(Task details)
Collect all the lines that mention the word "this".

(Extracted information)
## BEGIN

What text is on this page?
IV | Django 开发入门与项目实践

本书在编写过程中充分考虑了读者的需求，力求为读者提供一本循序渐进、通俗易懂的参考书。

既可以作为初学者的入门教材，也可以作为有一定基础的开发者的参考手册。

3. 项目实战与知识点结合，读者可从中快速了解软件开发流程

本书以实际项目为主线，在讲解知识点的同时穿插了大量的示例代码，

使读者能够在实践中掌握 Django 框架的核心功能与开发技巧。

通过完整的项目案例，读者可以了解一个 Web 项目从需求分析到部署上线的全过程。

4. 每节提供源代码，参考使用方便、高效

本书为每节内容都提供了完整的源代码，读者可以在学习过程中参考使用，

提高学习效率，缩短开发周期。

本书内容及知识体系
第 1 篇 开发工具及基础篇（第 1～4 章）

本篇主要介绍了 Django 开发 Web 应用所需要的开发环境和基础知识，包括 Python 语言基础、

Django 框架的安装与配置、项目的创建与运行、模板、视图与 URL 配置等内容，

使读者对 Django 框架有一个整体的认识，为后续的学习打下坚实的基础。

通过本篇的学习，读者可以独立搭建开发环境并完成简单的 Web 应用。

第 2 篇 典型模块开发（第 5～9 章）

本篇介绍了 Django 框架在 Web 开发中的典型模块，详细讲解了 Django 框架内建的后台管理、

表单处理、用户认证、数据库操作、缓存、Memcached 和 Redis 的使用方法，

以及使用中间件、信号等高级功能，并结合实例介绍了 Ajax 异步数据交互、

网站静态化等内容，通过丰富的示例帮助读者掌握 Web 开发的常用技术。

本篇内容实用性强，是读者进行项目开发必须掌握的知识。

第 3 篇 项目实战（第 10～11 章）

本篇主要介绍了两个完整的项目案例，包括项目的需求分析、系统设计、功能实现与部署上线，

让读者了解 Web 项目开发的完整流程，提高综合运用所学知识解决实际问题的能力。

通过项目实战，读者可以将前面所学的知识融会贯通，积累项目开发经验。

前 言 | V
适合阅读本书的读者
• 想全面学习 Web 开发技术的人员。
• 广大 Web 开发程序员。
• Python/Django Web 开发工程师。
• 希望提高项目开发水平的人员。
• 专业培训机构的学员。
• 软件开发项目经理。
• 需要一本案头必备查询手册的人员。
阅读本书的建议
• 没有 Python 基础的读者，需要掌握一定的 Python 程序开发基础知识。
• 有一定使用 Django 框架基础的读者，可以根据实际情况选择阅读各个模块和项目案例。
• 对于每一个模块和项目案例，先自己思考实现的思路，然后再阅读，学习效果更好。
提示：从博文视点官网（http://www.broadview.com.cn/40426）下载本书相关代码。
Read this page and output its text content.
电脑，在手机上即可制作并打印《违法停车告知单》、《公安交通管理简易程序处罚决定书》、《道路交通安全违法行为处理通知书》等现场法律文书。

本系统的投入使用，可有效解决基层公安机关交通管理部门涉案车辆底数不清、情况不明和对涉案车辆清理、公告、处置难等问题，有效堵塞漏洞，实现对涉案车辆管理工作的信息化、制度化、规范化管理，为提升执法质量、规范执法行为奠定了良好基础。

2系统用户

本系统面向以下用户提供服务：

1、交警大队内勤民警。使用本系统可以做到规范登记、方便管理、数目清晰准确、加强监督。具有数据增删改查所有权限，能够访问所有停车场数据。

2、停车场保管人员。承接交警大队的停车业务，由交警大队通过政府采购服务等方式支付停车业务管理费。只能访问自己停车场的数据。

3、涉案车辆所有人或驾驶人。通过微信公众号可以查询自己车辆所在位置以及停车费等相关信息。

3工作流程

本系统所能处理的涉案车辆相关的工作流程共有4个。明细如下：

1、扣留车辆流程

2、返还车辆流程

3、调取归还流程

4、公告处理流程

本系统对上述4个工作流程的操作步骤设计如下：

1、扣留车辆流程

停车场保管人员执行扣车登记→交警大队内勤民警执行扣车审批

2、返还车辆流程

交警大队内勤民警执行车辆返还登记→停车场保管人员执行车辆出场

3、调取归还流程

## END

(Problem solution)
What text is on this page?
Read this page and output its text content.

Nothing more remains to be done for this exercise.